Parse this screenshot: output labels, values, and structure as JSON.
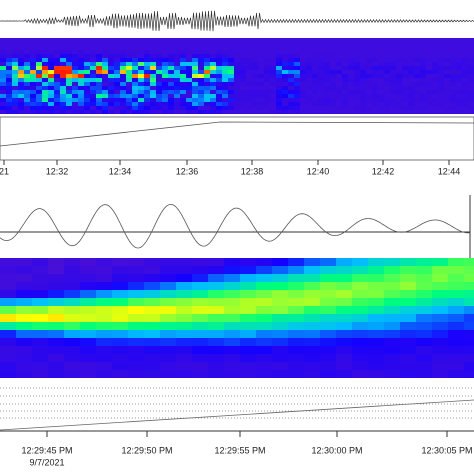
{
  "upper_panel": {
    "time_labels": [
      "21",
      "12:32",
      "12:34",
      "12:36",
      "12:38",
      "12:40",
      "12:42",
      "12:44"
    ]
  },
  "lower_panel": {
    "time_labels": [
      "12:29:45 PM",
      "12:29:50 PM",
      "12:29:55 PM",
      "12:30:00 PM",
      "12:30:05 PM"
    ],
    "date": "9/7/2021"
  }
}
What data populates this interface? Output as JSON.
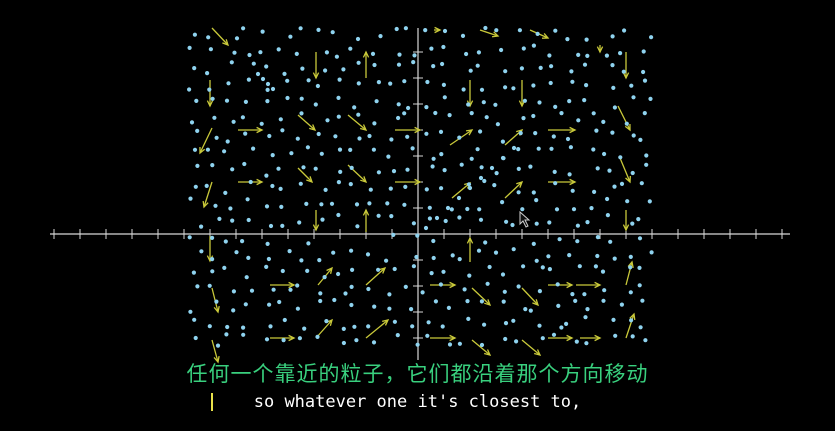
{
  "video": {
    "subtitle_cn": "任何一个靠近的粒子，它们都沿着那个方向移动",
    "subtitle_en": "so whatever one it's closest to,"
  },
  "colors": {
    "background": "#000000",
    "axis": "#d8d8d8",
    "arrow": "#c9c93a",
    "particle": "#8fd3ef",
    "subtitle_cn": "#39d07e",
    "subtitle_en": "#ffffff"
  },
  "icons": {
    "pointer": "mouse-cursor-icon"
  }
}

▸ Written task
Leave the images out, please, and restate each line word for word.

▸ Exercise response
Parse this screenshot: output labels, values, and structure as JSON.
{
  "upper_panel": {
    "time_labels": [
      "21",
      "12:32",
      "12:34",
      "12:36",
      "12:38",
      "12:40",
      "12:42",
      "12:44"
    ]
  },
  "lower_panel": {
    "time_labels": [
      "12:29:45 PM",
      "12:29:50 PM",
      "12:29:55 PM",
      "12:30:00 PM",
      "12:30:05 PM"
    ],
    "date": "9/7/2021"
  }
}
What data populates this interface? Output as JSON.
{
  "video": {
    "subtitle_cn": "任何一个靠近的粒子，它们都沿着那个方向移动",
    "subtitle_en": "so whatever one it's closest to,"
  },
  "colors": {
    "background": "#000000",
    "axis": "#d8d8d8",
    "arrow": "#c9c93a",
    "particle": "#8fd3ef",
    "subtitle_cn": "#39d07e",
    "subtitle_en": "#ffffff"
  },
  "icons": {
    "pointer": "mouse-cursor-icon"
  }
}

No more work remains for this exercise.